- _Instruction_: Keep only the lines of the listing that include the word "label", and copy them.

** BEGIN Data excerpts **

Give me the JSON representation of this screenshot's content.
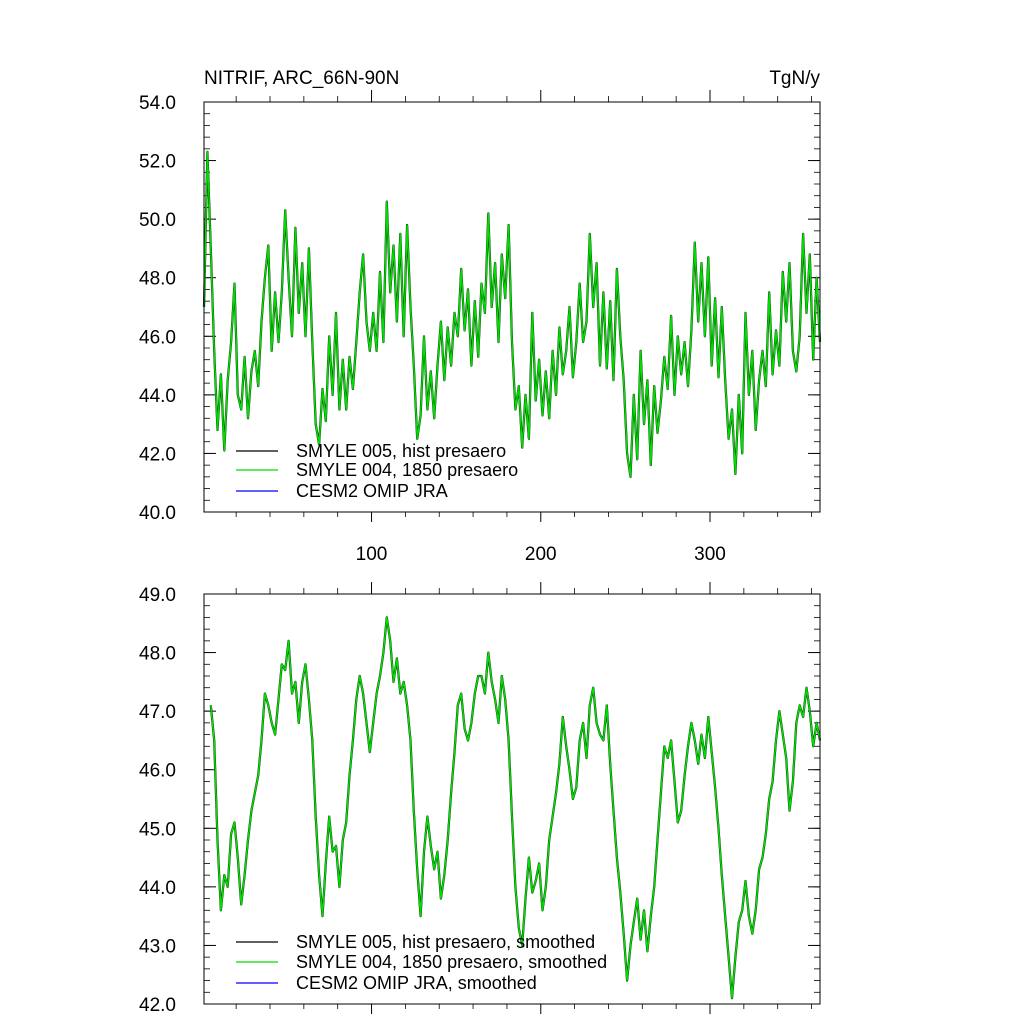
{
  "chart_data": [
    {
      "type": "line",
      "title_left": "NITRIF, ARC_66N-90N",
      "title_right": "TgN/y",
      "xlim": [
        1,
        365
      ],
      "ylim": [
        40,
        54
      ],
      "xticks": [
        100,
        200,
        300
      ],
      "yticks": [
        "40.0",
        "42.0",
        "44.0",
        "46.0",
        "48.0",
        "50.0",
        "52.0",
        "54.0"
      ],
      "legend": [
        {
          "label": "SMYLE 005, hist presaero",
          "color": "#000000"
        },
        {
          "label": "SMYLE 004, 1850 presaero",
          "color": "#00dd00"
        },
        {
          "label": "CESM2 OMIP JRA",
          "color": "#0000ff"
        }
      ],
      "anchors": [
        [
          1,
          47.0
        ],
        [
          3,
          52.3
        ],
        [
          5,
          49.0
        ],
        [
          7,
          45.5
        ],
        [
          9,
          42.8
        ],
        [
          11,
          44.7
        ],
        [
          13,
          42.1
        ],
        [
          15,
          44.5
        ],
        [
          17,
          45.8
        ],
        [
          19,
          47.8
        ],
        [
          21,
          44.0
        ],
        [
          23,
          43.5
        ],
        [
          25,
          45.3
        ],
        [
          27,
          43.2
        ],
        [
          29,
          44.8
        ],
        [
          31,
          45.5
        ],
        [
          33,
          44.3
        ],
        [
          35,
          46.5
        ],
        [
          37,
          48.0
        ],
        [
          39,
          49.1
        ],
        [
          41,
          45.5
        ],
        [
          43,
          47.5
        ],
        [
          45,
          45.8
        ],
        [
          47,
          47.5
        ],
        [
          49,
          50.3
        ],
        [
          51,
          48.0
        ],
        [
          53,
          46.0
        ],
        [
          55,
          49.7
        ],
        [
          57,
          46.8
        ],
        [
          59,
          48.5
        ],
        [
          61,
          46.0
        ],
        [
          63,
          49.0
        ],
        [
          65,
          45.8
        ],
        [
          67,
          43.0
        ],
        [
          69,
          42.3
        ],
        [
          71,
          44.2
        ],
        [
          73,
          43.1
        ],
        [
          75,
          46.0
        ],
        [
          77,
          44.0
        ],
        [
          79,
          46.8
        ],
        [
          81,
          43.5
        ],
        [
          83,
          45.2
        ],
        [
          85,
          43.5
        ],
        [
          87,
          45.3
        ],
        [
          89,
          44.2
        ],
        [
          91,
          45.8
        ],
        [
          93,
          47.5
        ],
        [
          95,
          48.8
        ],
        [
          97,
          46.5
        ],
        [
          99,
          45.5
        ],
        [
          101,
          46.8
        ],
        [
          103,
          45.5
        ],
        [
          105,
          48.2
        ],
        [
          107,
          45.8
        ],
        [
          109,
          50.6
        ],
        [
          111,
          47.5
        ],
        [
          113,
          49.1
        ],
        [
          115,
          46.5
        ],
        [
          117,
          49.5
        ],
        [
          119,
          46.0
        ],
        [
          121,
          49.8
        ],
        [
          123,
          47.0
        ],
        [
          125,
          45.0
        ],
        [
          127,
          42.5
        ],
        [
          129,
          43.3
        ],
        [
          131,
          46.0
        ],
        [
          133,
          43.5
        ],
        [
          135,
          44.8
        ],
        [
          137,
          43.2
        ],
        [
          139,
          45.0
        ],
        [
          141,
          46.5
        ],
        [
          143,
          44.5
        ],
        [
          145,
          46.3
        ],
        [
          147,
          45.0
        ],
        [
          149,
          46.8
        ],
        [
          151,
          46.0
        ],
        [
          153,
          48.3
        ],
        [
          155,
          46.2
        ],
        [
          157,
          47.6
        ],
        [
          159,
          45.0
        ],
        [
          161,
          47.2
        ],
        [
          163,
          45.3
        ],
        [
          165,
          47.8
        ],
        [
          167,
          46.8
        ],
        [
          169,
          50.2
        ],
        [
          171,
          47.0
        ],
        [
          173,
          48.5
        ],
        [
          175,
          45.8
        ],
        [
          177,
          48.8
        ],
        [
          179,
          47.3
        ],
        [
          181,
          49.8
        ],
        [
          183,
          45.8
        ],
        [
          185,
          43.5
        ],
        [
          187,
          44.3
        ],
        [
          189,
          42.2
        ],
        [
          191,
          44.0
        ],
        [
          193,
          42.5
        ],
        [
          195,
          46.8
        ],
        [
          197,
          43.8
        ],
        [
          199,
          45.2
        ],
        [
          201,
          43.3
        ],
        [
          203,
          44.8
        ],
        [
          205,
          43.2
        ],
        [
          207,
          45.5
        ],
        [
          209,
          44.0
        ],
        [
          211,
          46.3
        ],
        [
          213,
          44.7
        ],
        [
          215,
          45.5
        ],
        [
          217,
          47.0
        ],
        [
          219,
          44.6
        ],
        [
          221,
          45.8
        ],
        [
          223,
          47.8
        ],
        [
          225,
          45.8
        ],
        [
          227,
          46.5
        ],
        [
          229,
          49.5
        ],
        [
          231,
          47.0
        ],
        [
          233,
          48.5
        ],
        [
          235,
          45.0
        ],
        [
          237,
          47.5
        ],
        [
          239,
          44.9
        ],
        [
          241,
          47.2
        ],
        [
          243,
          44.5
        ],
        [
          245,
          48.3
        ],
        [
          247,
          46.0
        ],
        [
          249,
          44.5
        ],
        [
          251,
          42.0
        ],
        [
          253,
          41.2
        ],
        [
          255,
          44.0
        ],
        [
          257,
          41.8
        ],
        [
          259,
          45.5
        ],
        [
          261,
          43.0
        ],
        [
          263,
          44.5
        ],
        [
          265,
          41.6
        ],
        [
          267,
          44.3
        ],
        [
          269,
          42.7
        ],
        [
          271,
          43.8
        ],
        [
          273,
          45.3
        ],
        [
          275,
          44.2
        ],
        [
          277,
          46.7
        ],
        [
          279,
          44.0
        ],
        [
          281,
          46.0
        ],
        [
          283,
          44.7
        ],
        [
          285,
          45.8
        ],
        [
          287,
          44.3
        ],
        [
          289,
          46.2
        ],
        [
          291,
          49.2
        ],
        [
          293,
          46.5
        ],
        [
          295,
          48.5
        ],
        [
          297,
          46.0
        ],
        [
          299,
          48.7
        ],
        [
          301,
          45.0
        ],
        [
          303,
          47.3
        ],
        [
          305,
          44.6
        ],
        [
          307,
          47.0
        ],
        [
          309,
          44.5
        ],
        [
          311,
          42.5
        ],
        [
          313,
          43.5
        ],
        [
          315,
          41.3
        ],
        [
          317,
          44.0
        ],
        [
          319,
          42.0
        ],
        [
          321,
          46.8
        ],
        [
          323,
          44.0
        ],
        [
          325,
          45.5
        ],
        [
          327,
          42.8
        ],
        [
          329,
          44.5
        ],
        [
          331,
          45.5
        ],
        [
          333,
          44.3
        ],
        [
          335,
          47.5
        ],
        [
          337,
          44.7
        ],
        [
          339,
          46.2
        ],
        [
          341,
          45.0
        ],
        [
          343,
          48.2
        ],
        [
          345,
          46.5
        ],
        [
          347,
          48.5
        ],
        [
          349,
          45.5
        ],
        [
          351,
          44.8
        ],
        [
          353,
          46.0
        ],
        [
          355,
          49.5
        ],
        [
          357,
          46.8
        ],
        [
          359,
          48.8
        ],
        [
          361,
          45.2
        ],
        [
          363,
          48.0
        ],
        [
          365,
          45.8
        ]
      ]
    },
    {
      "type": "line",
      "xlim": [
        1,
        365
      ],
      "ylim": [
        42,
        49
      ],
      "yticks": [
        "42.0",
        "43.0",
        "44.0",
        "45.0",
        "46.0",
        "47.0",
        "48.0",
        "49.0"
      ],
      "legend": [
        {
          "label": "SMYLE 005, hist presaero, smoothed",
          "color": "#000000"
        },
        {
          "label": "SMYLE 004, 1850 presaero, smoothed",
          "color": "#00dd00"
        },
        {
          "label": "CESM2 OMIP JRA, smoothed",
          "color": "#0000ff"
        }
      ],
      "anchors": [
        [
          5,
          47.1
        ],
        [
          7,
          46.5
        ],
        [
          9,
          44.8
        ],
        [
          11,
          43.6
        ],
        [
          13,
          44.2
        ],
        [
          15,
          44.0
        ],
        [
          17,
          44.9
        ],
        [
          19,
          45.1
        ],
        [
          21,
          44.5
        ],
        [
          23,
          43.7
        ],
        [
          25,
          44.2
        ],
        [
          27,
          44.8
        ],
        [
          29,
          45.3
        ],
        [
          31,
          45.6
        ],
        [
          33,
          45.9
        ],
        [
          35,
          46.5
        ],
        [
          37,
          47.3
        ],
        [
          39,
          47.1
        ],
        [
          41,
          46.8
        ],
        [
          43,
          46.6
        ],
        [
          45,
          47.2
        ],
        [
          47,
          47.8
        ],
        [
          49,
          47.7
        ],
        [
          51,
          48.2
        ],
        [
          53,
          47.3
        ],
        [
          55,
          47.5
        ],
        [
          57,
          46.8
        ],
        [
          59,
          47.5
        ],
        [
          61,
          47.8
        ],
        [
          63,
          47.2
        ],
        [
          65,
          46.5
        ],
        [
          67,
          45.2
        ],
        [
          69,
          44.2
        ],
        [
          71,
          43.5
        ],
        [
          73,
          44.4
        ],
        [
          75,
          45.2
        ],
        [
          77,
          44.6
        ],
        [
          79,
          44.7
        ],
        [
          81,
          44.0
        ],
        [
          83,
          44.8
        ],
        [
          85,
          45.1
        ],
        [
          87,
          45.9
        ],
        [
          89,
          46.5
        ],
        [
          91,
          47.2
        ],
        [
          93,
          47.6
        ],
        [
          95,
          47.3
        ],
        [
          97,
          46.8
        ],
        [
          99,
          46.3
        ],
        [
          101,
          46.8
        ],
        [
          103,
          47.3
        ],
        [
          105,
          47.6
        ],
        [
          107,
          48.0
        ],
        [
          109,
          48.6
        ],
        [
          111,
          48.2
        ],
        [
          113,
          47.5
        ],
        [
          115,
          47.9
        ],
        [
          117,
          47.3
        ],
        [
          119,
          47.5
        ],
        [
          121,
          47.1
        ],
        [
          123,
          46.5
        ],
        [
          125,
          45.3
        ],
        [
          127,
          44.3
        ],
        [
          129,
          43.5
        ],
        [
          131,
          44.6
        ],
        [
          133,
          45.2
        ],
        [
          135,
          44.7
        ],
        [
          137,
          44.3
        ],
        [
          139,
          44.6
        ],
        [
          141,
          43.8
        ],
        [
          143,
          44.2
        ],
        [
          145,
          44.8
        ],
        [
          147,
          45.6
        ],
        [
          149,
          46.3
        ],
        [
          151,
          47.1
        ],
        [
          153,
          47.3
        ],
        [
          155,
          46.7
        ],
        [
          157,
          46.5
        ],
        [
          159,
          46.8
        ],
        [
          161,
          47.3
        ],
        [
          163,
          47.6
        ],
        [
          165,
          47.6
        ],
        [
          167,
          47.3
        ],
        [
          169,
          48.0
        ],
        [
          171,
          47.5
        ],
        [
          173,
          47.2
        ],
        [
          175,
          46.8
        ],
        [
          177,
          47.6
        ],
        [
          179,
          47.2
        ],
        [
          181,
          46.5
        ],
        [
          183,
          45.2
        ],
        [
          185,
          44.0
        ],
        [
          187,
          43.3
        ],
        [
          189,
          43.0
        ],
        [
          191,
          43.8
        ],
        [
          193,
          44.5
        ],
        [
          195,
          43.9
        ],
        [
          197,
          44.1
        ],
        [
          199,
          44.4
        ],
        [
          201,
          43.6
        ],
        [
          203,
          44.0
        ],
        [
          205,
          44.8
        ],
        [
          207,
          45.2
        ],
        [
          209,
          45.6
        ],
        [
          211,
          46.1
        ],
        [
          213,
          46.9
        ],
        [
          215,
          46.4
        ],
        [
          217,
          46.0
        ],
        [
          219,
          45.5
        ],
        [
          221,
          45.7
        ],
        [
          223,
          46.5
        ],
        [
          225,
          46.8
        ],
        [
          227,
          46.2
        ],
        [
          229,
          47.1
        ],
        [
          231,
          47.4
        ],
        [
          233,
          46.8
        ],
        [
          235,
          46.6
        ],
        [
          237,
          46.5
        ],
        [
          239,
          47.1
        ],
        [
          241,
          46.1
        ],
        [
          243,
          45.3
        ],
        [
          245,
          44.5
        ],
        [
          247,
          43.9
        ],
        [
          249,
          43.2
        ],
        [
          251,
          42.4
        ],
        [
          253,
          43.0
        ],
        [
          255,
          43.4
        ],
        [
          257,
          43.8
        ],
        [
          259,
          43.1
        ],
        [
          261,
          43.6
        ],
        [
          263,
          42.9
        ],
        [
          265,
          43.5
        ],
        [
          267,
          44.0
        ],
        [
          269,
          44.8
        ],
        [
          271,
          45.6
        ],
        [
          273,
          46.4
        ],
        [
          275,
          46.2
        ],
        [
          277,
          46.5
        ],
        [
          279,
          45.8
        ],
        [
          281,
          45.1
        ],
        [
          283,
          45.3
        ],
        [
          285,
          45.9
        ],
        [
          287,
          46.4
        ],
        [
          289,
          46.8
        ],
        [
          291,
          46.5
        ],
        [
          293,
          46.1
        ],
        [
          295,
          46.6
        ],
        [
          297,
          46.2
        ],
        [
          299,
          46.9
        ],
        [
          301,
          46.3
        ],
        [
          303,
          45.7
        ],
        [
          305,
          45.0
        ],
        [
          307,
          44.2
        ],
        [
          309,
          43.5
        ],
        [
          311,
          42.8
        ],
        [
          313,
          42.1
        ],
        [
          315,
          42.8
        ],
        [
          317,
          43.4
        ],
        [
          319,
          43.6
        ],
        [
          321,
          44.1
        ],
        [
          323,
          43.5
        ],
        [
          325,
          43.2
        ],
        [
          327,
          43.6
        ],
        [
          329,
          44.3
        ],
        [
          331,
          44.5
        ],
        [
          333,
          44.9
        ],
        [
          335,
          45.5
        ],
        [
          337,
          45.8
        ],
        [
          339,
          46.5
        ],
        [
          341,
          47.0
        ],
        [
          343,
          46.6
        ],
        [
          345,
          46.2
        ],
        [
          347,
          45.3
        ],
        [
          349,
          45.8
        ],
        [
          351,
          46.8
        ],
        [
          353,
          47.1
        ],
        [
          355,
          46.9
        ],
        [
          357,
          47.4
        ],
        [
          359,
          47.0
        ],
        [
          361,
          46.4
        ],
        [
          363,
          46.8
        ],
        [
          365,
          46.5
        ]
      ]
    }
  ]
}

** END Data excerpts **

- _The result_:
          "label": "SMYLE 005, hist presaero",
          "label": "SMYLE 004, 1850 presaero",
          "label": "CESM2 OMIP JRA",
          "label": "SMYLE 005, hist presaero, smoothed",
          "label": "SMYLE 004, 1850 presaero, smoothed",
          "label": "CESM2 OMIP JRA, smoothed",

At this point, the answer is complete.